— ABOUT THIS TASK —
Copy out, from the data, each line containing the string "structure".

[Dataset records on visual material]
----
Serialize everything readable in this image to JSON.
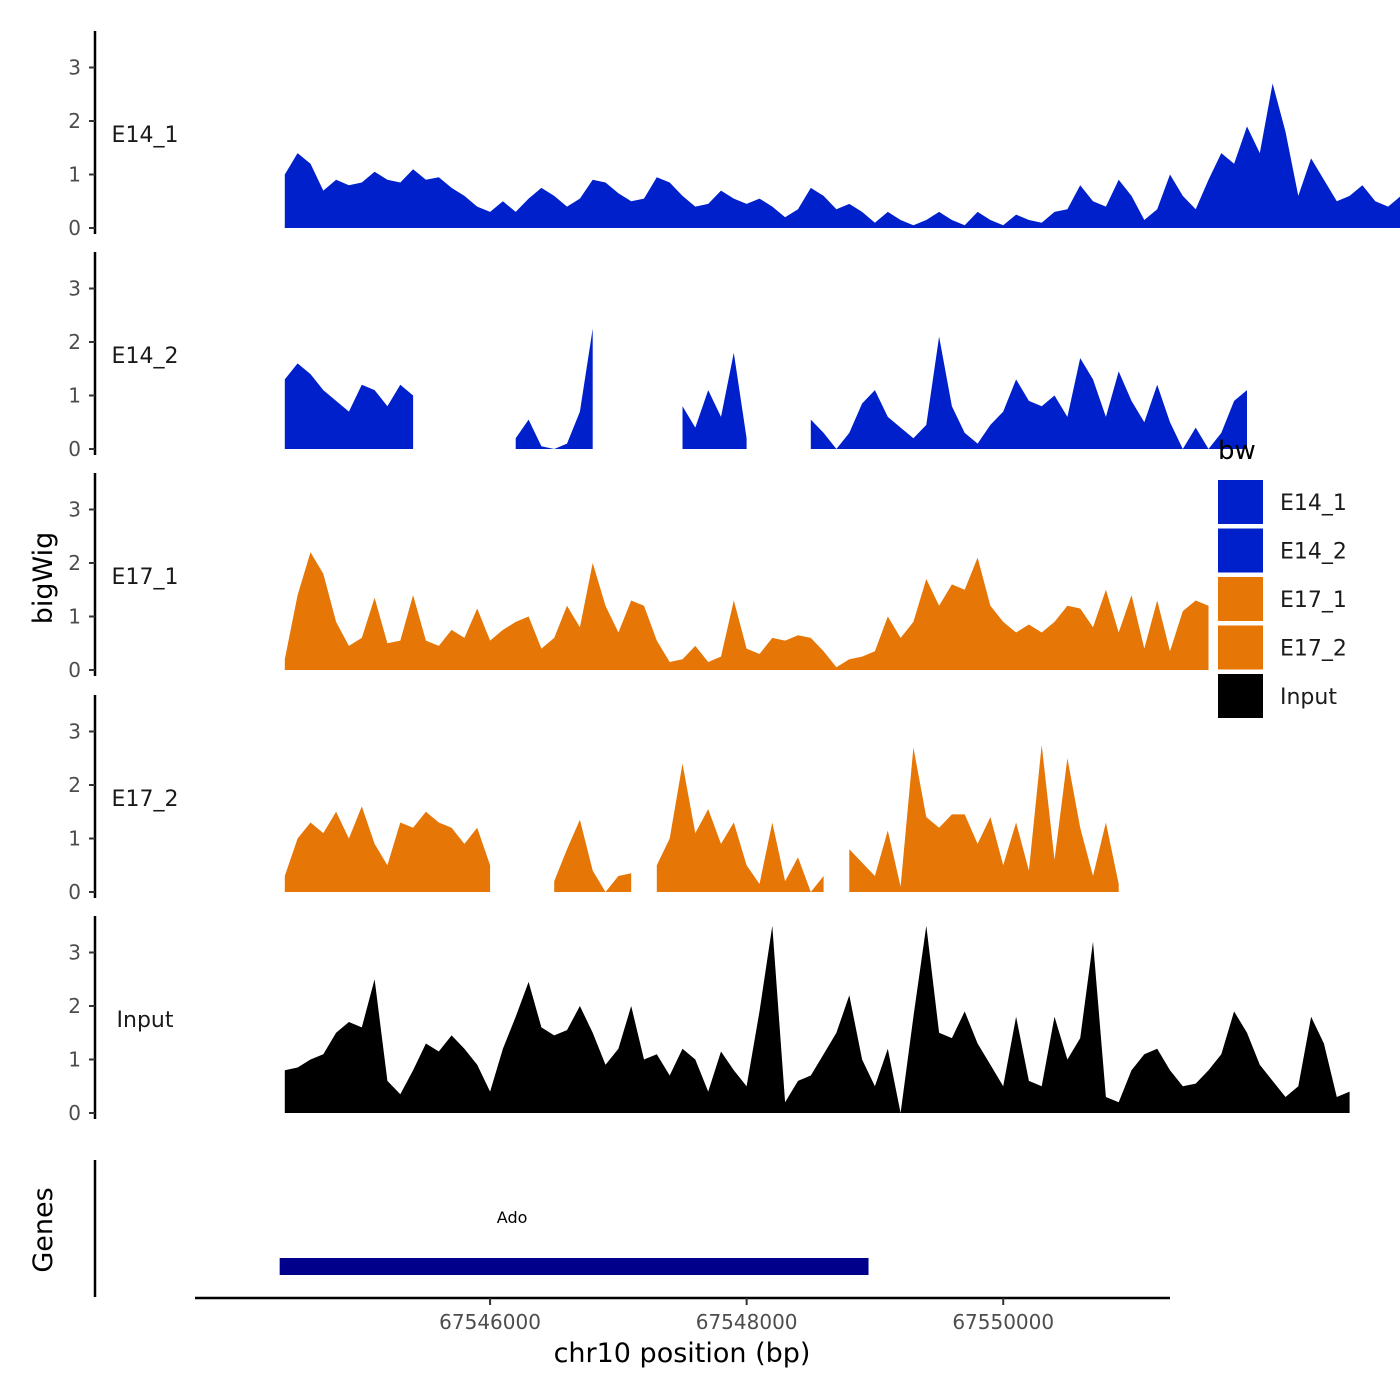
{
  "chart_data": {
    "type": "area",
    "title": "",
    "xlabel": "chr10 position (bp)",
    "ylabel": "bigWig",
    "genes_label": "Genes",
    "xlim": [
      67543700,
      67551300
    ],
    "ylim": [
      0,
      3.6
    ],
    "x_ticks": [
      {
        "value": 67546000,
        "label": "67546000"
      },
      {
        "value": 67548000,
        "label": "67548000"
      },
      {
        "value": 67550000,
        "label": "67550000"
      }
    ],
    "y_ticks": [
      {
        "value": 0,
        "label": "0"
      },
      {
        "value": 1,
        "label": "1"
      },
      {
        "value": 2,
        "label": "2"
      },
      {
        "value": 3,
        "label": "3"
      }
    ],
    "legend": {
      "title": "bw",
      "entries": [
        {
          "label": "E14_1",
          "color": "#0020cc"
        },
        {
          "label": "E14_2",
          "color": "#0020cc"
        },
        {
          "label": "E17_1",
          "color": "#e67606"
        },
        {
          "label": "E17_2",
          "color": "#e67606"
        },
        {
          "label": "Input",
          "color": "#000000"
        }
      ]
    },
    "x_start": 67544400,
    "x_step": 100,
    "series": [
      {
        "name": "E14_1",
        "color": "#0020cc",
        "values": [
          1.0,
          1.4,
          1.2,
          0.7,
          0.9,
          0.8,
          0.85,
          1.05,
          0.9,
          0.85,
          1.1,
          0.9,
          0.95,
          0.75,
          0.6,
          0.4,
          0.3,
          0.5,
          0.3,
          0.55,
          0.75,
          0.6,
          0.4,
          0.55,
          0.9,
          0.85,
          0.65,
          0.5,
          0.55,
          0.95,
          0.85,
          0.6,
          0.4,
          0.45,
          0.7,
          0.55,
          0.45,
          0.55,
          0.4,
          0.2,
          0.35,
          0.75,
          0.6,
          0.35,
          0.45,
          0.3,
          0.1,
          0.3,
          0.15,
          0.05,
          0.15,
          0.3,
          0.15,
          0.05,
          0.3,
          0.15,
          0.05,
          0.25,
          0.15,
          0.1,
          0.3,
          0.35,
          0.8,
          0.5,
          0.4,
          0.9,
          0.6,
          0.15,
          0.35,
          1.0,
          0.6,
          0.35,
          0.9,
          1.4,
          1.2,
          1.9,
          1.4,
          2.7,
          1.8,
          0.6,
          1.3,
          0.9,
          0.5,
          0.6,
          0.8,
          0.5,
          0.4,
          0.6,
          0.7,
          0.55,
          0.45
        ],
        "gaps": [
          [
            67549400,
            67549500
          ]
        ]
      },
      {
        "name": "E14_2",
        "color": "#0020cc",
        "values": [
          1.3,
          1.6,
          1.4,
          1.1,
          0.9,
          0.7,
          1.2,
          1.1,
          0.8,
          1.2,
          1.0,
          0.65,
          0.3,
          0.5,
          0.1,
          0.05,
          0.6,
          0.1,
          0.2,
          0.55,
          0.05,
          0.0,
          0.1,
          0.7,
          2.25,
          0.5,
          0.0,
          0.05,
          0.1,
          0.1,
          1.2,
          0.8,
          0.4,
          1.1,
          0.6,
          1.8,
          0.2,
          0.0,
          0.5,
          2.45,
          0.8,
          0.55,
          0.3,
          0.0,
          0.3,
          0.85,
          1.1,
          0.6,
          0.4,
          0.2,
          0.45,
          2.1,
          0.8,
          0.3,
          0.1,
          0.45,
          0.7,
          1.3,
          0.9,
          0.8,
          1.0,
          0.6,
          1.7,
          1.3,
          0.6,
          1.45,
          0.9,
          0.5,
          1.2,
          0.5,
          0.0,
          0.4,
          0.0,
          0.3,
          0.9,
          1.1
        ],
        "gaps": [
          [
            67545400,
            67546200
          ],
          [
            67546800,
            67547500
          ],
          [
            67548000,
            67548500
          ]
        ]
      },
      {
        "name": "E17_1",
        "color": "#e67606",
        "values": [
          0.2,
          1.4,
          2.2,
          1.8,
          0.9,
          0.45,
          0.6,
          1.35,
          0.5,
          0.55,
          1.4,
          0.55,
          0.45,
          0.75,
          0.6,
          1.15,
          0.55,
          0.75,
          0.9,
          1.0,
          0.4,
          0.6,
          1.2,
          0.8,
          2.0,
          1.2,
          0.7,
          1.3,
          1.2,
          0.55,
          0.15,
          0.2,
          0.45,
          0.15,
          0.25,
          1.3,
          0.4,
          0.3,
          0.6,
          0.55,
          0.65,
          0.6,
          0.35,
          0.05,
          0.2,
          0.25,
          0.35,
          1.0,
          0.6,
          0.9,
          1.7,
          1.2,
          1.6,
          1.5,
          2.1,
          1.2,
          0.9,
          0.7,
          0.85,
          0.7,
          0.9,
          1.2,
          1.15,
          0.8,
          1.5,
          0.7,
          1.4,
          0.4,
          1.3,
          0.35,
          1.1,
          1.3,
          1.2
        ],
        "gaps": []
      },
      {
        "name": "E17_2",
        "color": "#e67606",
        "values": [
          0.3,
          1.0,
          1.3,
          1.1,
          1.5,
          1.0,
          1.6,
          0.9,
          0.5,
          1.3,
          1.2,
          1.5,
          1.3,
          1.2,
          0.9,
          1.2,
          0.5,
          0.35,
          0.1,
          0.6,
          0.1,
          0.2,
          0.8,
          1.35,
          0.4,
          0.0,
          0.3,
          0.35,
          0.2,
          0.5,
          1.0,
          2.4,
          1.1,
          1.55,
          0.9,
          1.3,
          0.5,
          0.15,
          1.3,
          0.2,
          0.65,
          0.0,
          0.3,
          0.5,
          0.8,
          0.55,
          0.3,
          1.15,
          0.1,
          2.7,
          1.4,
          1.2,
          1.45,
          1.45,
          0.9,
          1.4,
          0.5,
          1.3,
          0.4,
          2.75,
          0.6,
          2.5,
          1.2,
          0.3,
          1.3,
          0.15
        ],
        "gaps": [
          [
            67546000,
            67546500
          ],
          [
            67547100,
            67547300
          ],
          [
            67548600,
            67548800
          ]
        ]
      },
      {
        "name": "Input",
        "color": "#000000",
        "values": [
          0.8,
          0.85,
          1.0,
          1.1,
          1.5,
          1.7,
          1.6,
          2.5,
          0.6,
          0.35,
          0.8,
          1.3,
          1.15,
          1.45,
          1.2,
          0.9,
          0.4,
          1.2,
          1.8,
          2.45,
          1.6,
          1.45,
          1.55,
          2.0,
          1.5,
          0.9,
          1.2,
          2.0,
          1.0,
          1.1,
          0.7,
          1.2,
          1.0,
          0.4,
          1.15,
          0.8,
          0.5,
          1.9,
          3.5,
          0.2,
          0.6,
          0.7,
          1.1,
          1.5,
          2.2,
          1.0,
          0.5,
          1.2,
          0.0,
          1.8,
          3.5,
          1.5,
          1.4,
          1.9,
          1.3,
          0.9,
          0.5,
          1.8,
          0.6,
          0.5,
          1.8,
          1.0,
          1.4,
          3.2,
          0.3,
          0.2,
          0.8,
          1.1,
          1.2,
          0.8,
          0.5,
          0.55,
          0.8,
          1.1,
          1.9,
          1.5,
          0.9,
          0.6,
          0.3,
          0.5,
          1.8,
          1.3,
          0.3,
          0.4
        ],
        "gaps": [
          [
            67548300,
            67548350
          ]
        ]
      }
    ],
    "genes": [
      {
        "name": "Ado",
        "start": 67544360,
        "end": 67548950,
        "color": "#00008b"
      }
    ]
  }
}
----
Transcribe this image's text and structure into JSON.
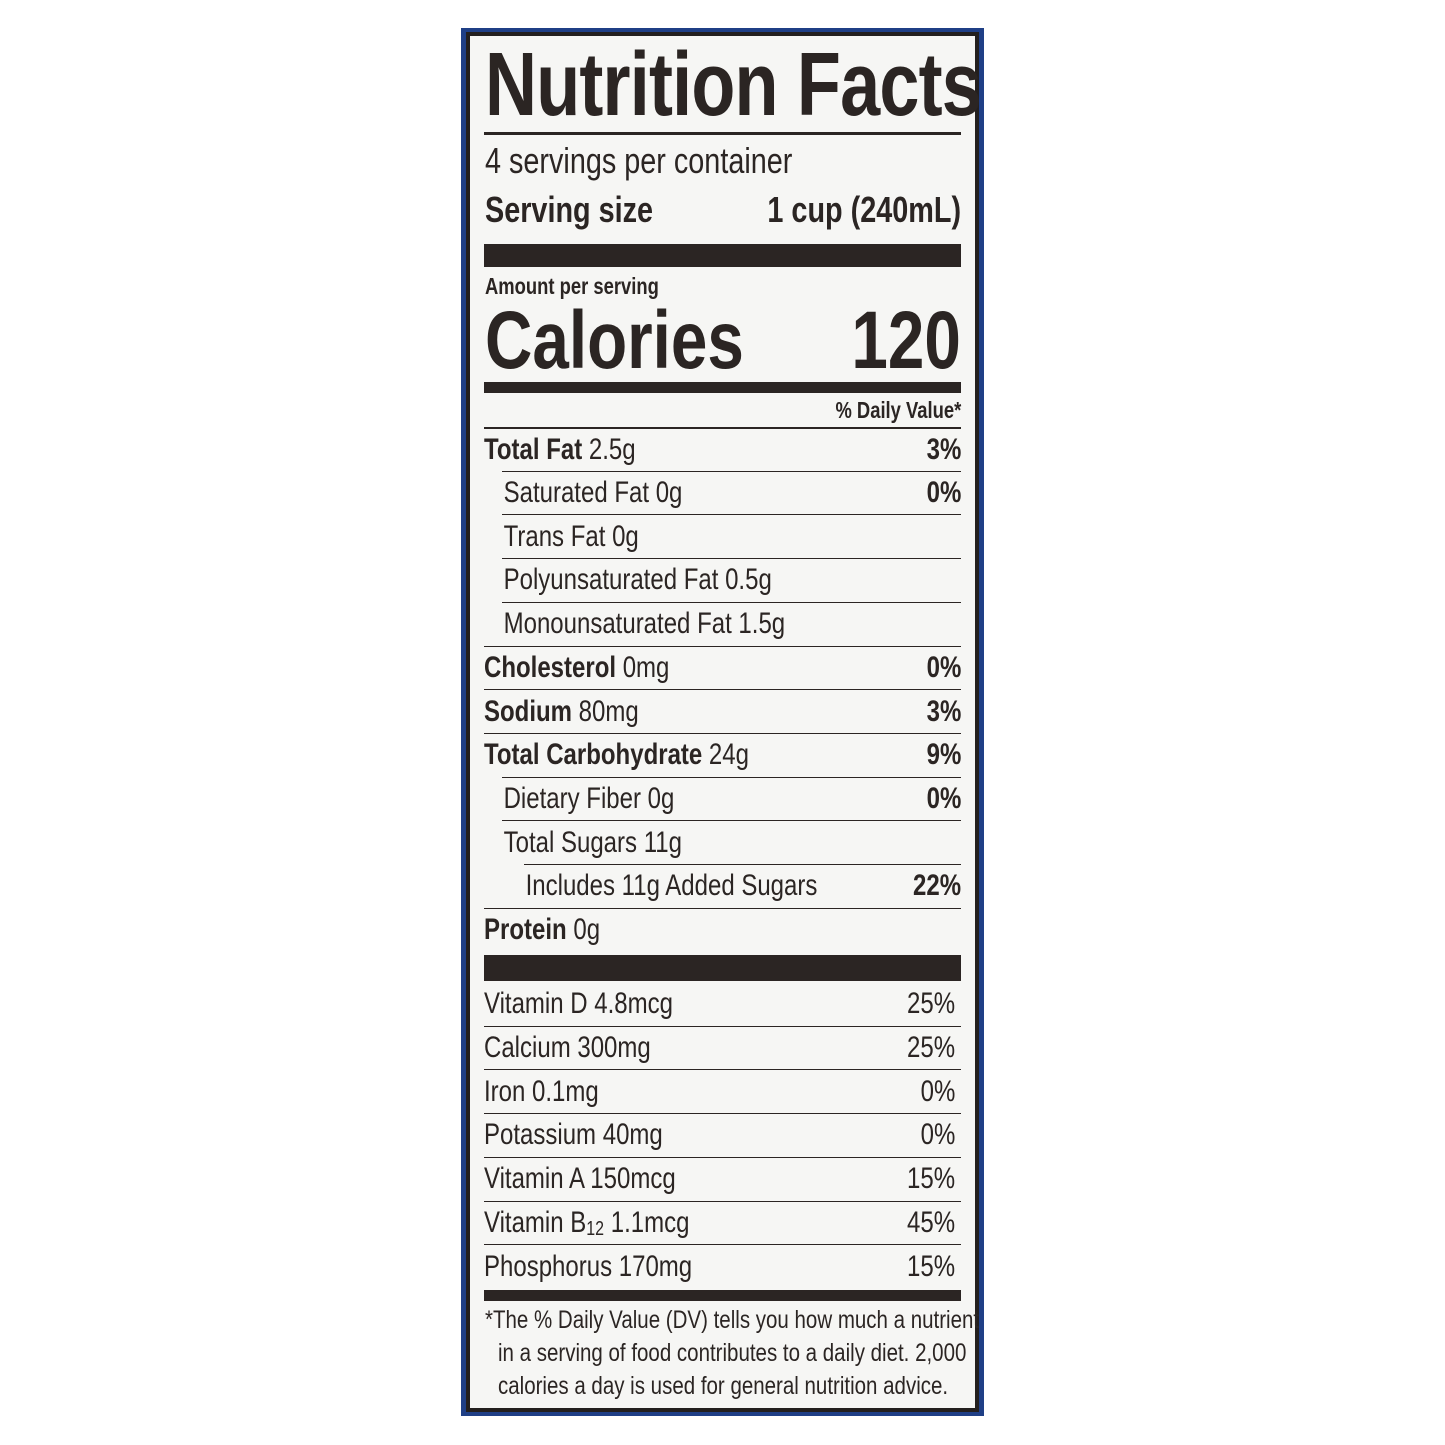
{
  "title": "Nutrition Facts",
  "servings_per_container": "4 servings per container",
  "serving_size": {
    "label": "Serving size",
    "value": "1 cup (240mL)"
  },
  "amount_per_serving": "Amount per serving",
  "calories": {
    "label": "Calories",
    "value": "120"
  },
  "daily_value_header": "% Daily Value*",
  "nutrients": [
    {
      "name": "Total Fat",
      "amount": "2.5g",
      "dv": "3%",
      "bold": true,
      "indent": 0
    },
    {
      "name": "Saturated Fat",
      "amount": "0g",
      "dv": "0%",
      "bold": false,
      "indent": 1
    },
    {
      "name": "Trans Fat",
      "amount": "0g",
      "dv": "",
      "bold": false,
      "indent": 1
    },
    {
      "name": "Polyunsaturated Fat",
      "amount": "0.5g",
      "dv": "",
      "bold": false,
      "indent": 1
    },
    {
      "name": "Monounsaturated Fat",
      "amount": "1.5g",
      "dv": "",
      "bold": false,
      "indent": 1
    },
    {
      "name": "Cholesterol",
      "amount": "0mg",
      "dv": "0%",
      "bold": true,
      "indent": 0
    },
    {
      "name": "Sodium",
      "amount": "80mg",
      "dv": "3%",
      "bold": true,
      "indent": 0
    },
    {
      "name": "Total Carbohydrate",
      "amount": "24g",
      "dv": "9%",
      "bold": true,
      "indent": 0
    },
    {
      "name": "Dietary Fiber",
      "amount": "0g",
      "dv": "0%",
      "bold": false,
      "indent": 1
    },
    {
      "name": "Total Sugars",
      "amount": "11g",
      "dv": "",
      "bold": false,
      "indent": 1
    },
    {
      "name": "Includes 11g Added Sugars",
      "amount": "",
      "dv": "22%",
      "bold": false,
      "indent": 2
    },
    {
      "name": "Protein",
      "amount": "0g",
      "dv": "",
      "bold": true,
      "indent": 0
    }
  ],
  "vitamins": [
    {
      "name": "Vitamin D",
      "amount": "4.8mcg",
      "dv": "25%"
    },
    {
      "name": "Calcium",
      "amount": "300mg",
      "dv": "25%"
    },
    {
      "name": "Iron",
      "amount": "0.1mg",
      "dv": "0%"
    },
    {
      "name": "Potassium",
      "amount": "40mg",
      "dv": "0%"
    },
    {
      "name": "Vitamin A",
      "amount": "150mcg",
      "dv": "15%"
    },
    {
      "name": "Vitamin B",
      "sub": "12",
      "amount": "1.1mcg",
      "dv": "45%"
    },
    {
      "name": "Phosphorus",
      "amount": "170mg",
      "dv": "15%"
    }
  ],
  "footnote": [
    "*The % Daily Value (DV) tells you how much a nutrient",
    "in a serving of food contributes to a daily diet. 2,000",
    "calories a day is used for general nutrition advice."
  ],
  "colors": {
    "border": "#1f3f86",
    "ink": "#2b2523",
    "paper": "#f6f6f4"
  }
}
----
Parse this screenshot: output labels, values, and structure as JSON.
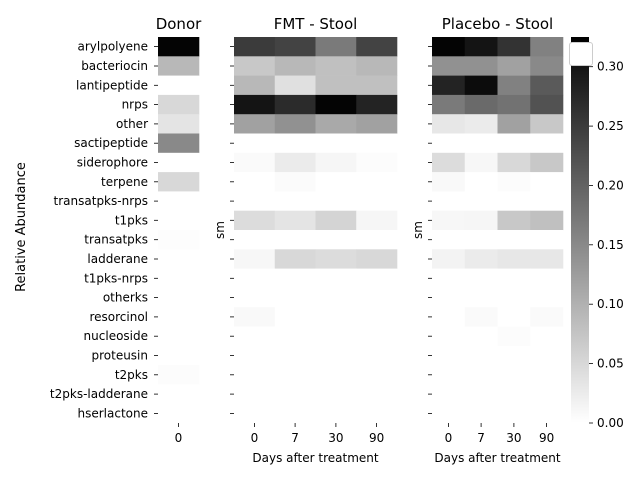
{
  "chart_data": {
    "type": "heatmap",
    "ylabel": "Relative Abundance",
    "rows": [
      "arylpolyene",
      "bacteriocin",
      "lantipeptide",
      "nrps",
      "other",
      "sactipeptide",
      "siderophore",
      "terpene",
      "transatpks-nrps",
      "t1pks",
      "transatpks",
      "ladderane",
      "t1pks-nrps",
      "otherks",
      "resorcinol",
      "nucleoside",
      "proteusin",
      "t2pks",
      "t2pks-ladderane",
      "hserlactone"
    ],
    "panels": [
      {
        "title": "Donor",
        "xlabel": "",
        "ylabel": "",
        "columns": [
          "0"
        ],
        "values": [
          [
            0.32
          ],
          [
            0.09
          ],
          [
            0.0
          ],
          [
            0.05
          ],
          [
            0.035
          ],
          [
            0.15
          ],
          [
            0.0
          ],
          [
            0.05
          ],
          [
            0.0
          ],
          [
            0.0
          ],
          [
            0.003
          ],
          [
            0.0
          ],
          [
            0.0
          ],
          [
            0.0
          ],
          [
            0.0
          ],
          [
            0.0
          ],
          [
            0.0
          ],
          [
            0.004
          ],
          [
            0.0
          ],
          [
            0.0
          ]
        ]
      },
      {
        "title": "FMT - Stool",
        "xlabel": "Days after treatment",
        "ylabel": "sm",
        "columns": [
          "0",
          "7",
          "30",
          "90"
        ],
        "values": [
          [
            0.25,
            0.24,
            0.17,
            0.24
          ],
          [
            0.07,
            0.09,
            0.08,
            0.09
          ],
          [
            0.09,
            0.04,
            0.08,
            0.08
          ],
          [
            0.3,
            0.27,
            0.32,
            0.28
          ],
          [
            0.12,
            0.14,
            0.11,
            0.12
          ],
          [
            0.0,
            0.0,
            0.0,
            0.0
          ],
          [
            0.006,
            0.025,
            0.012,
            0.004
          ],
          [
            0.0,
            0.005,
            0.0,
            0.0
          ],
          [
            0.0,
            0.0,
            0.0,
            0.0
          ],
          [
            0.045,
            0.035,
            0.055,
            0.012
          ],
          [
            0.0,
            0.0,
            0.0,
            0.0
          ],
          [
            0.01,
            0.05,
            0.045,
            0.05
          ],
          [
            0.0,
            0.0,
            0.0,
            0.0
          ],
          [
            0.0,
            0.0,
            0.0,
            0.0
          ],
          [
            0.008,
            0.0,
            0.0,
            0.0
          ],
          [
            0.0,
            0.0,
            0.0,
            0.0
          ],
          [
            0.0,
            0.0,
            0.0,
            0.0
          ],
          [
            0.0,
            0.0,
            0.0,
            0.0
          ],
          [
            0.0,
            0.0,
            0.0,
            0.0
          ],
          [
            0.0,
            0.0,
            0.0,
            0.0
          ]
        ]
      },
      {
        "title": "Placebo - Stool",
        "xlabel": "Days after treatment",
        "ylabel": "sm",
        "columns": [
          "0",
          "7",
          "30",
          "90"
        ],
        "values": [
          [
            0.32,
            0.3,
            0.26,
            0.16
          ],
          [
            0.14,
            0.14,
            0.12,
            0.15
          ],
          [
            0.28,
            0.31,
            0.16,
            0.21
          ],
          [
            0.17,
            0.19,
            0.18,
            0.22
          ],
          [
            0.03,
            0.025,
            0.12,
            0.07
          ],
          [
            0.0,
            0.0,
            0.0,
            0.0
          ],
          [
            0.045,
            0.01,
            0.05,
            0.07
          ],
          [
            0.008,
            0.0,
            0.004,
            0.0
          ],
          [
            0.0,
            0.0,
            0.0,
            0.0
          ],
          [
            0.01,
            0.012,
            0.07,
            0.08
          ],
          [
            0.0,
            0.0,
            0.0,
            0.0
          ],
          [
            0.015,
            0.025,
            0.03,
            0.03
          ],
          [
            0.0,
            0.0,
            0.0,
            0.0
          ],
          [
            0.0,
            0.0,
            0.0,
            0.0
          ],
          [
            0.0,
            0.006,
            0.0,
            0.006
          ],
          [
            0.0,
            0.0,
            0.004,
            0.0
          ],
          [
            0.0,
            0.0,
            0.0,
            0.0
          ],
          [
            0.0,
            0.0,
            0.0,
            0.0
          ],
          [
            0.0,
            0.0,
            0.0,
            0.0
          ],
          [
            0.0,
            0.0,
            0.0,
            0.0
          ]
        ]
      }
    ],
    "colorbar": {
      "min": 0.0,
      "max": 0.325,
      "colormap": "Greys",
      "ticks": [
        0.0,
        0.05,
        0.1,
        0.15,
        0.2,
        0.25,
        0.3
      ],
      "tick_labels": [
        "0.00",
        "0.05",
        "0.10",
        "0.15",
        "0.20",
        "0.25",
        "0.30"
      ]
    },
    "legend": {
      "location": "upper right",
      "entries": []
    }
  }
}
----
— TASK ANSWER —
Transcribe this image's text and structure into JSON.
Parse this screenshot: output labels, values, and structure as JSON.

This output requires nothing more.